(Stored entries)
begin

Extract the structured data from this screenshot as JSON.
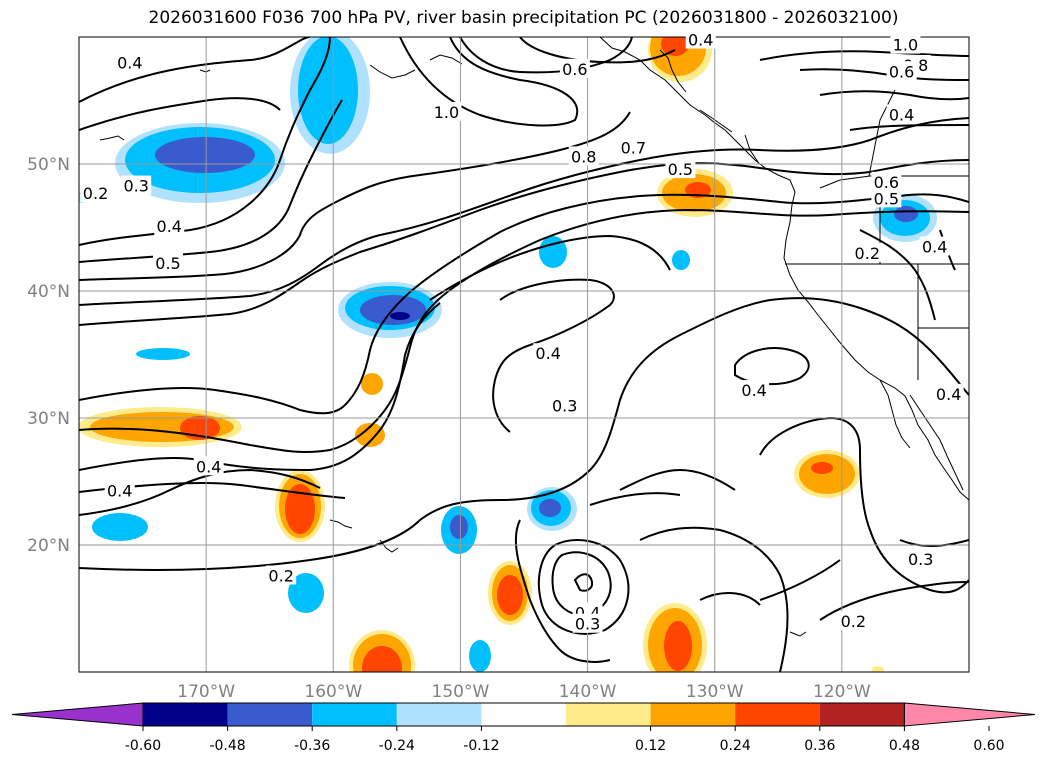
{
  "title": "2026031600 F036 700 hPa PV, river basin precipitation PC (2026031800 - 2026032100)",
  "lat_labels": [
    {
      "lat": 50,
      "label": "50°N"
    },
    {
      "lat": 40,
      "label": "40°N"
    },
    {
      "lat": 30,
      "label": "30°N"
    },
    {
      "lat": 20,
      "label": "20°N"
    }
  ],
  "lon_labels": [
    {
      "lon": -170,
      "label": "170°W"
    },
    {
      "lon": -160,
      "label": "160°W"
    },
    {
      "lon": -150,
      "label": "150°W"
    },
    {
      "lon": -140,
      "label": "140°W"
    },
    {
      "lon": -130,
      "label": "130°W"
    },
    {
      "lon": -120,
      "label": "120°W"
    }
  ],
  "extent": {
    "lon_min": -180,
    "lon_max": -110,
    "lat_min": 10,
    "lat_max": 60
  },
  "colorbar": {
    "colors": [
      "#9932cc",
      "#00008b",
      "#3a5bd0",
      "#00bfff",
      "#b0e2ff",
      "#ffffff",
      "#ffeb8a",
      "#ffa500",
      "#ff4500",
      "#b22222",
      "#ff88aa"
    ],
    "ticks": [
      "-0.60",
      "-0.48",
      "-0.36",
      "-0.24",
      "-0.12",
      "0.12",
      "0.24",
      "0.36",
      "0.48",
      "0.60"
    ]
  },
  "contour_labels": [
    {
      "text": "0.4",
      "lon": -176.0,
      "lat": 58.0
    },
    {
      "text": "1.0",
      "lon": -151.1,
      "lat": 54.1
    },
    {
      "text": "0.6",
      "lon": -141.0,
      "lat": 57.5
    },
    {
      "text": "0.4",
      "lon": -131.1,
      "lat": 59.8
    },
    {
      "text": "0.8",
      "lon": -140.3,
      "lat": 50.6
    },
    {
      "text": "0.7",
      "lon": -136.4,
      "lat": 51.3
    },
    {
      "text": "0.5",
      "lon": -132.7,
      "lat": 49.6
    },
    {
      "text": "1.0",
      "lon": -115.0,
      "lat": 59.4
    },
    {
      "text": "0.8",
      "lon": -114.2,
      "lat": 57.8
    },
    {
      "text": "0.6",
      "lon": -115.3,
      "lat": 57.3
    },
    {
      "text": "0.4",
      "lon": -115.3,
      "lat": 53.9
    },
    {
      "text": "0.6",
      "lon": -116.5,
      "lat": 48.6
    },
    {
      "text": "0.5",
      "lon": -116.5,
      "lat": 47.3
    },
    {
      "text": "0.2",
      "lon": -118.0,
      "lat": 43.0
    },
    {
      "text": "0.4",
      "lon": -112.7,
      "lat": 43.5
    },
    {
      "text": "0.2",
      "lon": -178.7,
      "lat": 47.7
    },
    {
      "text": "0.3",
      "lon": -175.5,
      "lat": 48.3
    },
    {
      "text": "0.4",
      "lon": -172.9,
      "lat": 45.1
    },
    {
      "text": "0.5",
      "lon": -173.0,
      "lat": 42.2
    },
    {
      "text": "0.4",
      "lon": -143.1,
      "lat": 35.1
    },
    {
      "text": "0.3",
      "lon": -141.8,
      "lat": 31.0
    },
    {
      "text": "0.4",
      "lon": -126.9,
      "lat": 32.2
    },
    {
      "text": "0.4",
      "lon": -169.8,
      "lat": 26.2
    },
    {
      "text": "0.4",
      "lon": -176.8,
      "lat": 24.3
    },
    {
      "text": "0.2",
      "lon": -164.1,
      "lat": 17.6
    },
    {
      "text": "0.4",
      "lon": -140.0,
      "lat": 14.7
    },
    {
      "text": "0.3",
      "lon": -140.0,
      "lat": 13.8
    },
    {
      "text": "0.2",
      "lon": -119.1,
      "lat": 14.0
    },
    {
      "text": "0.3",
      "lon": -113.8,
      "lat": 18.9
    },
    {
      "text": "0.4",
      "lon": -111.6,
      "lat": 31.9
    }
  ]
}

end

*WORK TO BE COMPLETED*
Without the pictures, write out the whole listing above exactly as it appears.

*WORKED SOLUTION*
Extract the structured data from this screenshot as JSON.
{
  "title": "2026031600 F036 700 hPa PV, river basin precipitation PC (2026031800 - 2026032100)",
  "lat_labels": [
    {
      "lat": 50,
      "label": "50°N"
    },
    {
      "lat": 40,
      "label": "40°N"
    },
    {
      "lat": 30,
      "label": "30°N"
    },
    {
      "lat": 20,
      "label": "20°N"
    }
  ],
  "lon_labels": [
    {
      "lon": -170,
      "label": "170°W"
    },
    {
      "lon": -160,
      "label": "160°W"
    },
    {
      "lon": -150,
      "label": "150°W"
    },
    {
      "lon": -140,
      "label": "140°W"
    },
    {
      "lon": -130,
      "label": "130°W"
    },
    {
      "lon": -120,
      "label": "120°W"
    }
  ],
  "extent": {
    "lon_min": -180,
    "lon_max": -110,
    "lat_min": 10,
    "lat_max": 60
  },
  "colorbar": {
    "colors": [
      "#9932cc",
      "#00008b",
      "#3a5bd0",
      "#00bfff",
      "#b0e2ff",
      "#ffffff",
      "#ffeb8a",
      "#ffa500",
      "#ff4500",
      "#b22222",
      "#ff88aa"
    ],
    "ticks": [
      "-0.60",
      "-0.48",
      "-0.36",
      "-0.24",
      "-0.12",
      "0.12",
      "0.24",
      "0.36",
      "0.48",
      "0.60"
    ]
  },
  "contour_labels": [
    {
      "text": "0.4",
      "lon": -176.0,
      "lat": 58.0
    },
    {
      "text": "1.0",
      "lon": -151.1,
      "lat": 54.1
    },
    {
      "text": "0.6",
      "lon": -141.0,
      "lat": 57.5
    },
    {
      "text": "0.4",
      "lon": -131.1,
      "lat": 59.8
    },
    {
      "text": "0.8",
      "lon": -140.3,
      "lat": 50.6
    },
    {
      "text": "0.7",
      "lon": -136.4,
      "lat": 51.3
    },
    {
      "text": "0.5",
      "lon": -132.7,
      "lat": 49.6
    },
    {
      "text": "1.0",
      "lon": -115.0,
      "lat": 59.4
    },
    {
      "text": "0.8",
      "lon": -114.2,
      "lat": 57.8
    },
    {
      "text": "0.6",
      "lon": -115.3,
      "lat": 57.3
    },
    {
      "text": "0.4",
      "lon": -115.3,
      "lat": 53.9
    },
    {
      "text": "0.6",
      "lon": -116.5,
      "lat": 48.6
    },
    {
      "text": "0.5",
      "lon": -116.5,
      "lat": 47.3
    },
    {
      "text": "0.2",
      "lon": -118.0,
      "lat": 43.0
    },
    {
      "text": "0.4",
      "lon": -112.7,
      "lat": 43.5
    },
    {
      "text": "0.2",
      "lon": -178.7,
      "lat": 47.7
    },
    {
      "text": "0.3",
      "lon": -175.5,
      "lat": 48.3
    },
    {
      "text": "0.4",
      "lon": -172.9,
      "lat": 45.1
    },
    {
      "text": "0.5",
      "lon": -173.0,
      "lat": 42.2
    },
    {
      "text": "0.4",
      "lon": -143.1,
      "lat": 35.1
    },
    {
      "text": "0.3",
      "lon": -141.8,
      "lat": 31.0
    },
    {
      "text": "0.4",
      "lon": -126.9,
      "lat": 32.2
    },
    {
      "text": "0.4",
      "lon": -169.8,
      "lat": 26.2
    },
    {
      "text": "0.4",
      "lon": -176.8,
      "lat": 24.3
    },
    {
      "text": "0.2",
      "lon": -164.1,
      "lat": 17.6
    },
    {
      "text": "0.4",
      "lon": -140.0,
      "lat": 14.7
    },
    {
      "text": "0.3",
      "lon": -140.0,
      "lat": 13.8
    },
    {
      "text": "0.2",
      "lon": -119.1,
      "lat": 14.0
    },
    {
      "text": "0.3",
      "lon": -113.8,
      "lat": 18.9
    },
    {
      "text": "0.4",
      "lon": -111.6,
      "lat": 31.9
    }
  ]
}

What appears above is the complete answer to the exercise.